== DATA ROWS ==
☆ ☆ ☆ ☆ ☆ ☆ ☆
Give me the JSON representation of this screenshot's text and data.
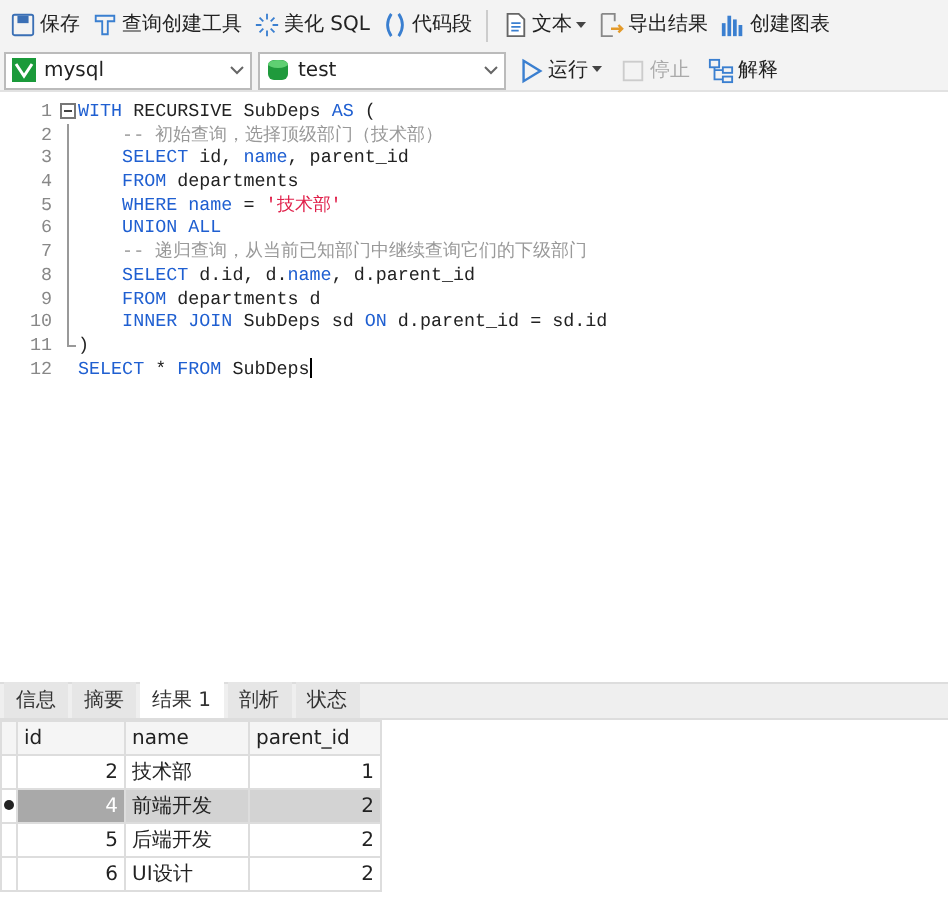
{
  "toolbar": [
    {
      "kind": "button",
      "label": "保存",
      "dropdown": false
    },
    {
      "kind": "button",
      "label": "查询创建工具",
      "dropdown": false
    },
    {
      "kind": "button",
      "label": "美化 SQL",
      "dropdown": false
    },
    {
      "kind": "button",
      "label": "代码段",
      "dropdown": false
    },
    {
      "kind": "separator"
    },
    {
      "kind": "button",
      "label": "文本",
      "dropdown": true
    },
    {
      "kind": "button",
      "label": "导出结果",
      "dropdown": false
    },
    {
      "kind": "button",
      "label": "创建图表",
      "dropdown": false
    }
  ],
  "connection": {
    "value": "mysql"
  },
  "database": {
    "value": "test"
  },
  "actions": [
    {
      "label": "运行",
      "dropdown": true,
      "disabled": false
    },
    {
      "label": "停止",
      "dropdown": false,
      "disabled": true
    },
    {
      "label": "解释",
      "dropdown": false,
      "disabled": false
    }
  ],
  "editor": {
    "fold": {
      "expanded": true
    },
    "lines": [
      {
        "number": "1",
        "cursor": false,
        "tokens": [
          {
            "kind": "keyword",
            "text": "WITH"
          },
          {
            "kind": "plain",
            "text": " RECURSIVE SubDeps "
          },
          {
            "kind": "keyword",
            "text": "AS"
          },
          {
            "kind": "plain",
            "text": " ("
          }
        ]
      },
      {
        "number": "2",
        "cursor": false,
        "tokens": [
          {
            "kind": "comment",
            "text": "    -- 初始查询，选择顶级部门（技术部）"
          }
        ]
      },
      {
        "number": "3",
        "cursor": false,
        "tokens": [
          {
            "kind": "keyword",
            "text": "    SELECT"
          },
          {
            "kind": "plain",
            "text": " id, "
          },
          {
            "kind": "keyword",
            "text": "name"
          },
          {
            "kind": "plain",
            "text": ", parent_id"
          }
        ]
      },
      {
        "number": "4",
        "cursor": false,
        "tokens": [
          {
            "kind": "keyword",
            "text": "    FROM"
          },
          {
            "kind": "plain",
            "text": " departments"
          }
        ]
      },
      {
        "number": "5",
        "cursor": false,
        "tokens": [
          {
            "kind": "keyword",
            "text": "    WHERE name"
          },
          {
            "kind": "plain",
            "text": " = "
          },
          {
            "kind": "string",
            "text": "'技术部'"
          }
        ]
      },
      {
        "number": "6",
        "cursor": false,
        "tokens": [
          {
            "kind": "keyword",
            "text": "    UNION ALL"
          }
        ]
      },
      {
        "number": "7",
        "cursor": false,
        "tokens": [
          {
            "kind": "comment",
            "text": "    -- 递归查询，从当前已知部门中继续查询它们的下级部门"
          }
        ]
      },
      {
        "number": "8",
        "cursor": false,
        "tokens": [
          {
            "kind": "keyword",
            "text": "    SELECT"
          },
          {
            "kind": "plain",
            "text": " d.id, d."
          },
          {
            "kind": "keyword",
            "text": "name"
          },
          {
            "kind": "plain",
            "text": ", d.parent_id"
          }
        ]
      },
      {
        "number": "9",
        "cursor": false,
        "tokens": [
          {
            "kind": "keyword",
            "text": "    FROM"
          },
          {
            "kind": "plain",
            "text": " departments d"
          }
        ]
      },
      {
        "number": "10",
        "cursor": false,
        "tokens": [
          {
            "kind": "keyword",
            "text": "    INNER JOIN"
          },
          {
            "kind": "plain",
            "text": " SubDeps sd "
          },
          {
            "kind": "keyword",
            "text": "ON"
          },
          {
            "kind": "plain",
            "text": " d.parent_id = sd.id"
          }
        ]
      },
      {
        "number": "11",
        "cursor": false,
        "tokens": [
          {
            "kind": "plain",
            "text": ")"
          }
        ]
      },
      {
        "number": "12",
        "cursor": true,
        "tokens": [
          {
            "kind": "keyword",
            "text": "SELECT"
          },
          {
            "kind": "plain",
            "text": " * "
          },
          {
            "kind": "keyword",
            "text": "FROM"
          },
          {
            "kind": "plain",
            "text": " SubDeps"
          }
        ]
      }
    ]
  },
  "result_tabs": [
    {
      "label": "信息",
      "selected": false
    },
    {
      "label": "摘要",
      "selected": false
    },
    {
      "label": "结果 1",
      "selected": true
    },
    {
      "label": "剖析",
      "selected": false
    },
    {
      "label": "状态",
      "selected": false
    }
  ],
  "table": {
    "columns": [
      "id",
      "name",
      "parent_id"
    ],
    "rows": [
      {
        "selected": false,
        "cells": [
          "2",
          "技术部",
          "1"
        ]
      },
      {
        "selected": true,
        "cells": [
          "4",
          "前端开发",
          "2"
        ]
      },
      {
        "selected": false,
        "cells": [
          "5",
          "后端开发",
          "2"
        ]
      },
      {
        "selected": false,
        "cells": [
          "6",
          "UI设计",
          "2"
        ]
      }
    ]
  }
}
☆ ☆ ☆ ☆ ☆ ☆ ☆
Review the preceding data and report every line that includes the string "name".

            "text": "name"
            "text": "    WHERE name"
            "text": "name"
      "name",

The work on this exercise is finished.